> **DATA EXCERPTS**
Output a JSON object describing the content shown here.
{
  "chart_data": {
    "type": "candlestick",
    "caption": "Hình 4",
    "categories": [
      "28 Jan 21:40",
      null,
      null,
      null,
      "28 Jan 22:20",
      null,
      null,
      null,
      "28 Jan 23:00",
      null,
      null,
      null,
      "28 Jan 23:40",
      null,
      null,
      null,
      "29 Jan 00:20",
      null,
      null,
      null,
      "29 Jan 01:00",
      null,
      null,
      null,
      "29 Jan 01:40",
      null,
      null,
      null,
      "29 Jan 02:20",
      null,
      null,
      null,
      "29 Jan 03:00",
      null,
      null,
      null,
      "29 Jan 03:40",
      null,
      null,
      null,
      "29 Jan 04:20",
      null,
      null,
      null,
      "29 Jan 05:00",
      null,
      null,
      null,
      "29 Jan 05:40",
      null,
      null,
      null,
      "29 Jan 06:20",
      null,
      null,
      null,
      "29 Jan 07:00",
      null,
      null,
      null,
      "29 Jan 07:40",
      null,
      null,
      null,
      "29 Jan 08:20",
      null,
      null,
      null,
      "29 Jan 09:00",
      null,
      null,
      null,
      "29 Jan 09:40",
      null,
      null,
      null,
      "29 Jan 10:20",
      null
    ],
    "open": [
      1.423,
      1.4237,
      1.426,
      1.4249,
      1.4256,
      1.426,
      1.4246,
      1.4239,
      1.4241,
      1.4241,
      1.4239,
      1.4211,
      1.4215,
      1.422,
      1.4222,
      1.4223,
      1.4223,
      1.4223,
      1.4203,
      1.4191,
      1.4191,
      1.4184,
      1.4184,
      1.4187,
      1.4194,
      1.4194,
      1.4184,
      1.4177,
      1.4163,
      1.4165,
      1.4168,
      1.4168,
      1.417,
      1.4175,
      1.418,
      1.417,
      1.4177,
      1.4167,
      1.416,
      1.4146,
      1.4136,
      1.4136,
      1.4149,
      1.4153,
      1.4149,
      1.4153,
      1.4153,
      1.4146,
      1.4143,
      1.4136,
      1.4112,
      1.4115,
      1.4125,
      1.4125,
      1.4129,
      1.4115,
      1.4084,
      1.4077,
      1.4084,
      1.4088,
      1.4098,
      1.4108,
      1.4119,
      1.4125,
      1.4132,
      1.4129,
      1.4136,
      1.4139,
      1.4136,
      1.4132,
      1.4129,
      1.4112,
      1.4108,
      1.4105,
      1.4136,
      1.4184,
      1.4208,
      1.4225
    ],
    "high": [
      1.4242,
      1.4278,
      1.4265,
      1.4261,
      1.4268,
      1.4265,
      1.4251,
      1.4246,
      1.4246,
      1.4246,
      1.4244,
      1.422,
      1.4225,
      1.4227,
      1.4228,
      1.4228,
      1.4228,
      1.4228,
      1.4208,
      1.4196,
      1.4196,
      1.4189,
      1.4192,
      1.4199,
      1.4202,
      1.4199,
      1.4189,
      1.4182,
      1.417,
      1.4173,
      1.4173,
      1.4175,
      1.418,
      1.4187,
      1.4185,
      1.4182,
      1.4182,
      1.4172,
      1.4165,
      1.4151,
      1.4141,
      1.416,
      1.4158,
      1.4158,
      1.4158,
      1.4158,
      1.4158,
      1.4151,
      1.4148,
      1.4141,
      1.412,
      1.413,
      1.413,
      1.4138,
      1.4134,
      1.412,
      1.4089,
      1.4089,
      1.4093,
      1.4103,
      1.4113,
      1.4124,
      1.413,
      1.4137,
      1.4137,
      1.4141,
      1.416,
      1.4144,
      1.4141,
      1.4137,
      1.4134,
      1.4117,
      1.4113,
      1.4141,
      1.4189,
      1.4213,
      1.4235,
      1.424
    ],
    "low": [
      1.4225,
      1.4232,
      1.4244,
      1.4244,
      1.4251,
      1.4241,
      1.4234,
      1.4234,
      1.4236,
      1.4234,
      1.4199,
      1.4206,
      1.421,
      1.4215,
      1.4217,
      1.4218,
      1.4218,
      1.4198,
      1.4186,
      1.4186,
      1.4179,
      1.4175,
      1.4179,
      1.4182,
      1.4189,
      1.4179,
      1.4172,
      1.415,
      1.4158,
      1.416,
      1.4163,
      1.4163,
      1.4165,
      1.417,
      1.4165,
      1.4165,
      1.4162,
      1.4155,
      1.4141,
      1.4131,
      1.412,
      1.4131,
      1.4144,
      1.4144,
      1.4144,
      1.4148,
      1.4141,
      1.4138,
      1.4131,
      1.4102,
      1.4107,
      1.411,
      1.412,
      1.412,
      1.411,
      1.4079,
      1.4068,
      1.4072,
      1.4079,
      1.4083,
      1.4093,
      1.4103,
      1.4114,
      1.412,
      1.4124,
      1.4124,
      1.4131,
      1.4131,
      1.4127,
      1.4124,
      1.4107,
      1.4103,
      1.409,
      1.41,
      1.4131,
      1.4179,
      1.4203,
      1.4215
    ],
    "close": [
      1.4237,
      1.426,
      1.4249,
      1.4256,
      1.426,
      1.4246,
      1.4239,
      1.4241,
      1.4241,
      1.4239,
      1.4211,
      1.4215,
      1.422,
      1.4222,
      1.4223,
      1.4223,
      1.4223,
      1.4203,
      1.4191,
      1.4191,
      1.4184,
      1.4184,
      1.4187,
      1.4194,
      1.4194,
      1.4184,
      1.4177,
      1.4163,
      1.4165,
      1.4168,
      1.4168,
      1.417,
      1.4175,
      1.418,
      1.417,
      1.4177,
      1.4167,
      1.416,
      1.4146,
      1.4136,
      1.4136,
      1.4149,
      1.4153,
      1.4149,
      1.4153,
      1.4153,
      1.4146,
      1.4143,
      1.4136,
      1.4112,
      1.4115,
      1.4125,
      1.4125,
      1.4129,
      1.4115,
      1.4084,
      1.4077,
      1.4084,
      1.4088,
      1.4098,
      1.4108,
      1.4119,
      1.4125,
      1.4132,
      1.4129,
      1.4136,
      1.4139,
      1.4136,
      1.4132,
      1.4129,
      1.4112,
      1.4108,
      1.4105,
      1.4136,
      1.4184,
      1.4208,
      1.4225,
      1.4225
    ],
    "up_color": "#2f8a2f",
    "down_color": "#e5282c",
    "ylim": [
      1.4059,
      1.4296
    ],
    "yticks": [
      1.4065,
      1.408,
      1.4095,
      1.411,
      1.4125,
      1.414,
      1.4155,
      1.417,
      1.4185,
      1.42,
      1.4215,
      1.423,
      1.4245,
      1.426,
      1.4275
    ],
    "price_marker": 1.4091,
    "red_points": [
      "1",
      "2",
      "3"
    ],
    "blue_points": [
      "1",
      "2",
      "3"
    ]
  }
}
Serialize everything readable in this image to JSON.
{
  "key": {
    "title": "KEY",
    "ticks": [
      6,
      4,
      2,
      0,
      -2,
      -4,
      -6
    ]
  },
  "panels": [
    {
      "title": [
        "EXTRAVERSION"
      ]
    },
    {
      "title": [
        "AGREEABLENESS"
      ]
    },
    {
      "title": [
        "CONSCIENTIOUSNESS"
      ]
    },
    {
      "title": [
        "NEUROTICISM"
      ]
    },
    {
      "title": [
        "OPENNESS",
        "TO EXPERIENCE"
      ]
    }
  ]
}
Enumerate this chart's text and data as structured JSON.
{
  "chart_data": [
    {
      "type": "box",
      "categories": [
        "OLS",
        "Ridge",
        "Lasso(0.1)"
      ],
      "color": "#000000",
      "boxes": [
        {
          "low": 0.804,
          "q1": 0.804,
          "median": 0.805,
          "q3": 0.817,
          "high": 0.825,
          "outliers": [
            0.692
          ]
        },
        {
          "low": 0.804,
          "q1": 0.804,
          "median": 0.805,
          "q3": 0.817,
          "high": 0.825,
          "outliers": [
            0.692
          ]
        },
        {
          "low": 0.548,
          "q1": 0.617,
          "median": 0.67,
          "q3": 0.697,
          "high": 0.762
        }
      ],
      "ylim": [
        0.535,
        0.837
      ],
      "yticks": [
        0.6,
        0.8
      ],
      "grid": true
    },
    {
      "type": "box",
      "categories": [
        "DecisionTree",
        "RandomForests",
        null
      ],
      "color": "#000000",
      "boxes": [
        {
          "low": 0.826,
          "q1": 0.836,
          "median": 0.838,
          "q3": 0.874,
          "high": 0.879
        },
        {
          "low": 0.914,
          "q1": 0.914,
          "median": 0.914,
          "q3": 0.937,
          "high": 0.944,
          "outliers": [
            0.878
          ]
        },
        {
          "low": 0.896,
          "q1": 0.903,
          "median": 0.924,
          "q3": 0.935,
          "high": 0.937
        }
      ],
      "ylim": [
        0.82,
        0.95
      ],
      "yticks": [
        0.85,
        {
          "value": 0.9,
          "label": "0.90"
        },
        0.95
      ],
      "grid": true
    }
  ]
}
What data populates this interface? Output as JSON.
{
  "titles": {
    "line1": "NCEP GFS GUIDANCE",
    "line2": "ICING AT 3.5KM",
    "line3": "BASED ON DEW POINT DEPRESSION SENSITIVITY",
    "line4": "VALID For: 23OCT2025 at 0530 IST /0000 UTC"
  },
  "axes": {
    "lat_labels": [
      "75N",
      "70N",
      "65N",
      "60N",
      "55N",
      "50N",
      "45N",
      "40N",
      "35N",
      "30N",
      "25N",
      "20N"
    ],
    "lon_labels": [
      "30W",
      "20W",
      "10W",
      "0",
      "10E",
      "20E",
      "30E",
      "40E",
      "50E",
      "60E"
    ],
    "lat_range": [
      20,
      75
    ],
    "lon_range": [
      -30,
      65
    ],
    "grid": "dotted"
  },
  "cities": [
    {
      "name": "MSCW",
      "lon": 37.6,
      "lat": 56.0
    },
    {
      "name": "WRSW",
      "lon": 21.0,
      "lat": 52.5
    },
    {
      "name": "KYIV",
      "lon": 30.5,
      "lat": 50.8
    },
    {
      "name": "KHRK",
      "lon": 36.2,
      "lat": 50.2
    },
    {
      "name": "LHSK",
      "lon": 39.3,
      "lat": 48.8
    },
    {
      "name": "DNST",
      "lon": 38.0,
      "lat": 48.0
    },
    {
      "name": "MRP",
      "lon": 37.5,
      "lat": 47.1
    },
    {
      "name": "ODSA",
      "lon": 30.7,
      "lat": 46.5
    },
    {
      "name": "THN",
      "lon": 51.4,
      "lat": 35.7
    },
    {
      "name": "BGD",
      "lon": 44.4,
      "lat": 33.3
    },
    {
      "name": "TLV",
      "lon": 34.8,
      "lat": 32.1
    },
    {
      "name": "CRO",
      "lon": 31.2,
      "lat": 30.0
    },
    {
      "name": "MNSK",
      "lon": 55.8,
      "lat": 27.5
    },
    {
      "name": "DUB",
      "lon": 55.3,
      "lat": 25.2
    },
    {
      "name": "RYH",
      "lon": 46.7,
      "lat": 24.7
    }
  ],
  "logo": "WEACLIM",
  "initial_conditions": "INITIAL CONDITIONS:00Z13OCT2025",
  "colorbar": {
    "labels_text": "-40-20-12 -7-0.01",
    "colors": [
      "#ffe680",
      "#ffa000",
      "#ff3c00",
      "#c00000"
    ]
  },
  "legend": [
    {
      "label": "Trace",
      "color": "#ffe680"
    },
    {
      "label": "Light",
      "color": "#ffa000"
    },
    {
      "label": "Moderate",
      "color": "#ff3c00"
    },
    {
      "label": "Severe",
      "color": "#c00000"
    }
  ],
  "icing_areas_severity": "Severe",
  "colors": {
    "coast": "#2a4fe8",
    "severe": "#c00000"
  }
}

> **WHAT YOU NEED TO DO**
Select from the material above each line in which the string "this" appears, and list those lines.

> **FINISHED EXERCISE**
Serialize everything readable in this image to JSON.
Enumerate this chart's text and data as structured JSON.
What data populates this interface? Output as JSON.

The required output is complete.